The request: Without the pictures, set down the records below word for word.

[start]

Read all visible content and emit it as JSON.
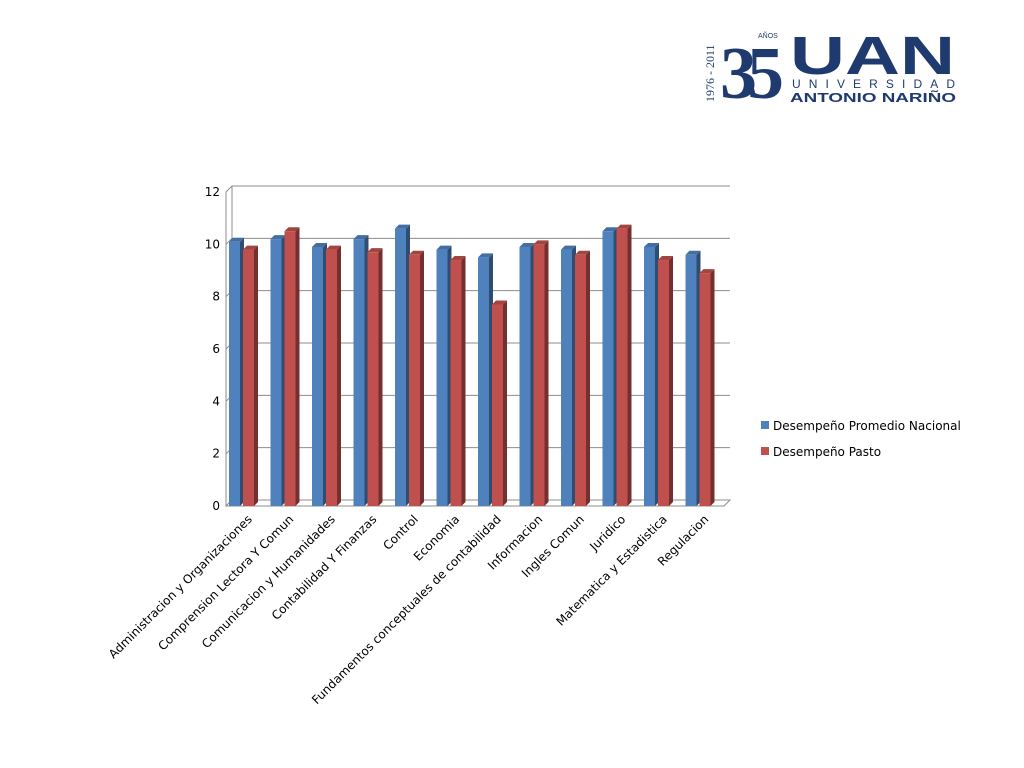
{
  "logo": {
    "years": "1976 - 2011",
    "number": "35",
    "anos": "AÑOS",
    "acronym": "UAN",
    "line1": "UNIVERSIDAD",
    "line2": "ANTONIO NARIÑO",
    "color": "#1f3a6e"
  },
  "chart_data": {
    "type": "bar",
    "categories": [
      "Administracion y Organizaciones",
      "Comprension Lectora Y Comun",
      "Comunicacion y Humanidades",
      "Contabilidad Y Finanzas",
      "Control",
      "Economia",
      "Fundamentos conceptuales de contabilidad",
      "Informacion",
      "Ingles Comun",
      "Juridico",
      "Matematica y Estadistica",
      "Regulacion"
    ],
    "series": [
      {
        "name": "Desempeño Promedio Nacional",
        "color": "#4f81bd",
        "values": [
          10.1,
          10.2,
          9.9,
          10.2,
          10.6,
          9.8,
          9.5,
          9.9,
          9.8,
          10.5,
          9.9,
          9.6
        ]
      },
      {
        "name": "Desempeño Pasto",
        "color": "#c0504d",
        "values": [
          9.8,
          10.5,
          9.8,
          9.7,
          9.6,
          9.4,
          7.7,
          10.0,
          9.6,
          10.6,
          9.4,
          8.9
        ]
      }
    ],
    "ylim": [
      0,
      12
    ],
    "yticks": [
      0,
      2,
      4,
      6,
      8,
      10,
      12
    ],
    "grid": true,
    "legend_position": "right",
    "style": "3d-clustered"
  }
}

[end]

Full output:
Read all visible content and emit it as JSON.
{
  "logo": {
    "years": "1976 - 2011",
    "number": "35",
    "anos": "AÑOS",
    "acronym": "UAN",
    "line1": "UNIVERSIDAD",
    "line2": "ANTONIO NARIÑO",
    "color": "#1f3a6e"
  },
  "chart_data": {
    "type": "bar",
    "categories": [
      "Administracion y Organizaciones",
      "Comprension Lectora Y Comun",
      "Comunicacion y Humanidades",
      "Contabilidad Y Finanzas",
      "Control",
      "Economia",
      "Fundamentos conceptuales de contabilidad",
      "Informacion",
      "Ingles Comun",
      "Juridico",
      "Matematica y Estadistica",
      "Regulacion"
    ],
    "series": [
      {
        "name": "Desempeño Promedio Nacional",
        "color": "#4f81bd",
        "values": [
          10.1,
          10.2,
          9.9,
          10.2,
          10.6,
          9.8,
          9.5,
          9.9,
          9.8,
          10.5,
          9.9,
          9.6
        ]
      },
      {
        "name": "Desempeño Pasto",
        "color": "#c0504d",
        "values": [
          9.8,
          10.5,
          9.8,
          9.7,
          9.6,
          9.4,
          7.7,
          10.0,
          9.6,
          10.6,
          9.4,
          8.9
        ]
      }
    ],
    "ylim": [
      0,
      12
    ],
    "yticks": [
      0,
      2,
      4,
      6,
      8,
      10,
      12
    ],
    "grid": true,
    "legend_position": "right",
    "style": "3d-clustered"
  }
}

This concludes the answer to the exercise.